** begin **

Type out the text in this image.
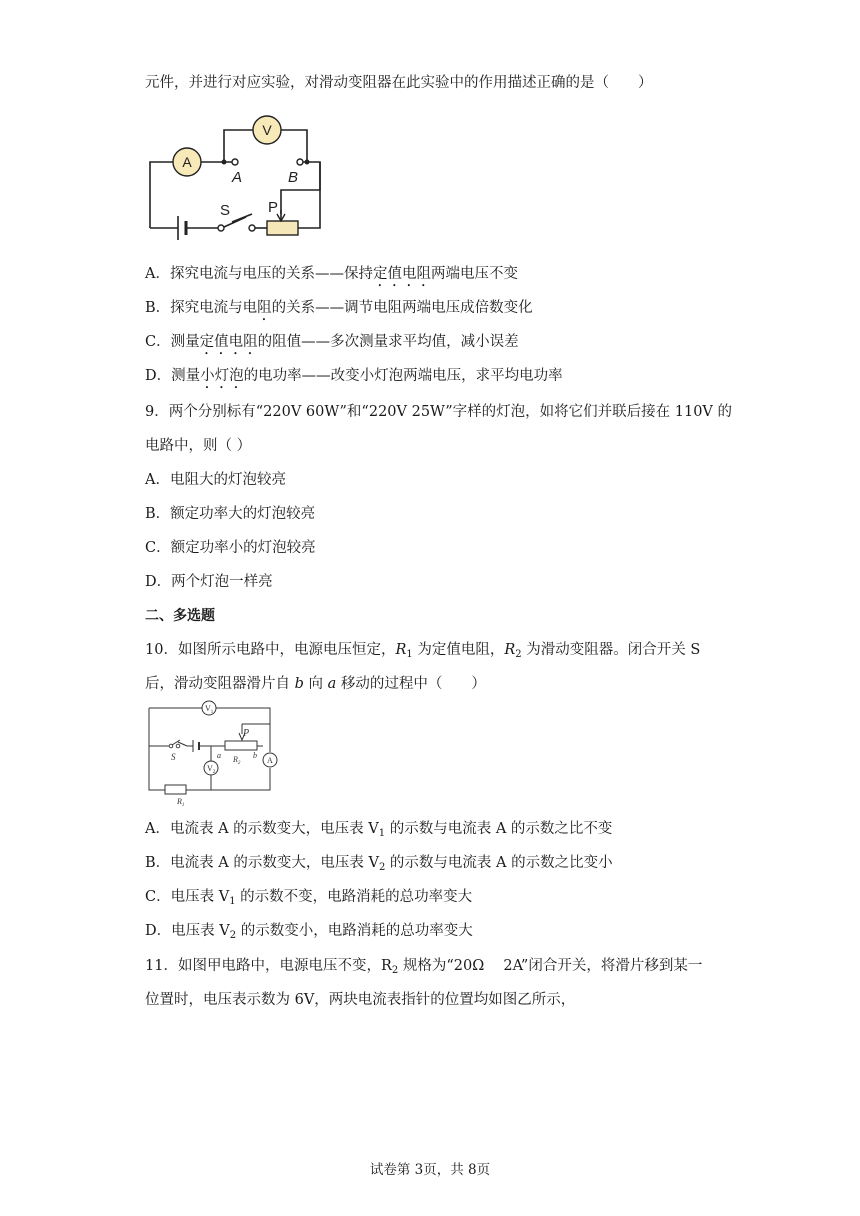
元件，并进行对应实验，对滑动变阻器在此实验中的作用描述正确的是（　　）
A
V
A	B
S	P
A．探究电流与电压的关系——保持定值电阻两端电压不变
B．探究电流与电阻的关系——调节电阻两端电压成倍数变化
C．测量定值电阻的阻值——多次测量求平均值，减小误差
D．测量小灯泡的电功率——改变小灯泡两端电压，求平均电功率
9．两个分别标有“220V 60W”和“220V 25W”字样的灯泡，如将它们并联后接在 110V 的
电路中，则（ ）
A．电阻大的灯泡较亮
B．额定功率大的灯泡较亮
C．额定功率小的灯泡较亮
D．两个灯泡一样亮
二、多选题
10．如图所示电路中，电源电压恒定，$R_1$ 为定值电阻，$R_2$ 为滑动变阻器。闭合开关 S
后，滑动变阻器滑片自 b 向 a 移动的过程中（　　）
$V_1$
$V_2$
A
S
P
$R_2$
a	b
$R_1$
A．电流表 A 的示数变大，电压表 $V_1$ 的示数与电流表 A 的示数之比不变
B．电流表 A 的示数变大，电压表 $V_2$ 的示数与电流表 A 的示数之比变小
C．电压表 $V_1$ 的示数不变，电路消耗的总功率变大
D．电压表 $V_2$ 的示数变小，电路消耗的总功率变大
11．如图甲电路中，电源电压不变，$R_2$ 规格为“20Ω　 2A”闭合开关，将滑片移到某一
位置时，电压表示数为 6V，两块电流表指针的位置均如图乙所示，
试卷第 3页，共 8页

** end **

Transcribe each entry precisely as given, leaving the pictures out.

> [SOLUTION]:
Type out the text in this image.
元件，并进行对应实验，对滑动变阻器在此实验中的作用描述正确的是（　　）
A
V
A	B
S	P
A．探究电流与电压的关系——保持定值电阻两端电压不变
B．探究电流与电阻的关系——调节电阻两端电压成倍数变化
C．测量定值电阻的阻值——多次测量求平均值，减小误差
D．测量小灯泡的电功率——改变小灯泡两端电压，求平均电功率
9．两个分别标有“220V 60W”和“220V 25W”字样的灯泡，如将它们并联后接在 110V 的
电路中，则（ ）
A．电阻大的灯泡较亮
B．额定功率大的灯泡较亮
C．额定功率小的灯泡较亮
D．两个灯泡一样亮
二、多选题
10．如图所示电路中，电源电压恒定，$R_1$ 为定值电阻，$R_2$ 为滑动变阻器。闭合开关 S
后，滑动变阻器滑片自 b 向 a 移动的过程中（　　）
$V_1$
$V_2$
A
S
P
$R_2$
a	b
$R_1$
A．电流表 A 的示数变大，电压表 $V_1$ 的示数与电流表 A 的示数之比不变
B．电流表 A 的示数变大，电压表 $V_2$ 的示数与电流表 A 的示数之比变小
C．电压表 $V_1$ 的示数不变，电路消耗的总功率变大
D．电压表 $V_2$ 的示数变小，电路消耗的总功率变大
11．如图甲电路中，电源电压不变，$R_2$ 规格为“20Ω　 2A”闭合开关，将滑片移到某一
位置时，电压表示数为 6V，两块电流表指针的位置均如图乙所示，
试卷第 3页，共 8页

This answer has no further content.